- [Tasks for this exercise]:
1 – In the post on convergence of Poisson random variables, what value is substituted for λ in the attempt?
2 – Write the next part of the post on convergence of Poisson random variables, picking up after its final sentence.

# Convergence of Poisson Random Variable

For $$n \in N$$, if $$X_n \sim Poisson(\frac{1}{n})$$ then

PT: 1. $$X_n \xrightarrow[n\rightarrow \infty]{P} 0$$

1. $$nX_n \xrightarrow[n\rightarrow \infty]{P} 0$$

It says $$X_n$$ converges to 0 in probability.

Attempt:

$$\forall \epsilon >0,$$

$$Pr(|X_n - 0| > \epsilon ) = 1 - e^{-\lambda} \Sigma_{i=0}^{\lfloor{\epsilon}\rfloor} \frac{\lambda^i} {i!}$$

Putting $$\lambda = \frac{1}{n}$$ in the above equation, 1 is proved by saying as limit of n approaches $$\infty$$, the summation is a finite sum of quantities approaching 0 therefore it is 0.

- [Source data]:

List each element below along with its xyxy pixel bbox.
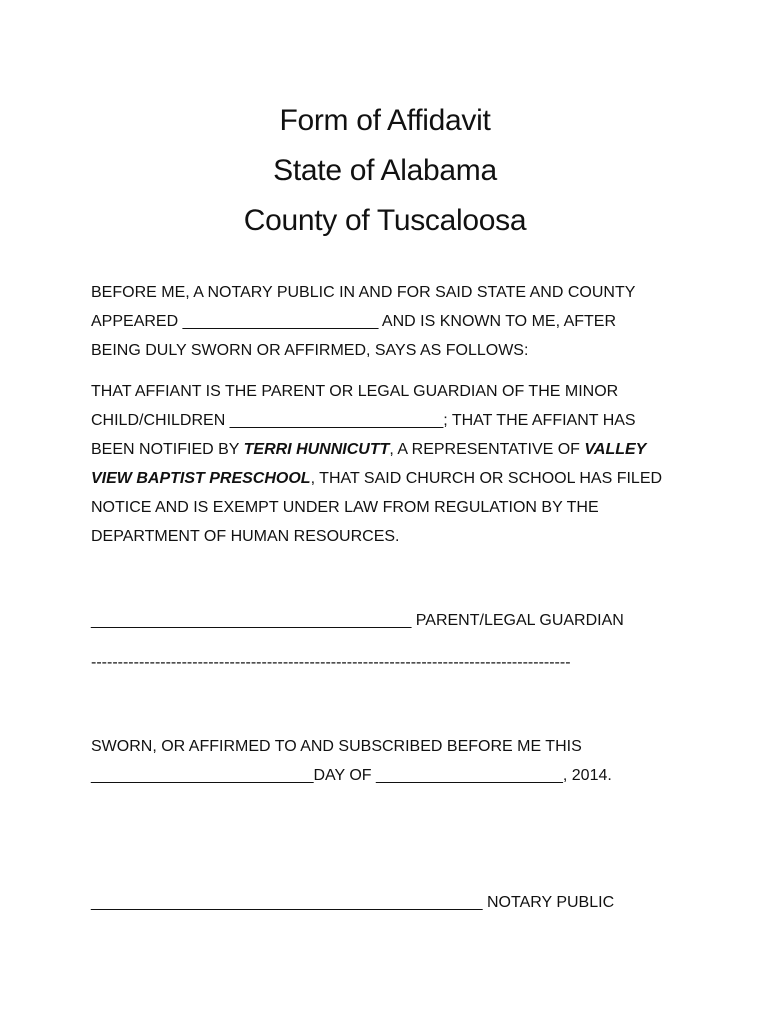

- [Answers]:
1 – λ is set to 1/n.

2 –
Q1. Is there a better way to prove ?

Q2. How can we prove 2 ?

Since $$X$$ is discrete, you can simplify a little:
$$\lim_{n\to\infty}p(X_n=0) = \lim_{n\to\infty}\text{e}^{-{1 \over n}} = \text{e}^{\lim_{n\to\infty}{-{1\over n}}} = \text{e}^0=1$$
The second statement follows from the first, as $$n\cdot0 = 0$$ and $$n\cdot X \neq 0$$ if $$X \neq 0$$, so $$p(nX_n=0) = p(X_n=0)$$, and since they are equal $$\forall n$$, their limits are equal too.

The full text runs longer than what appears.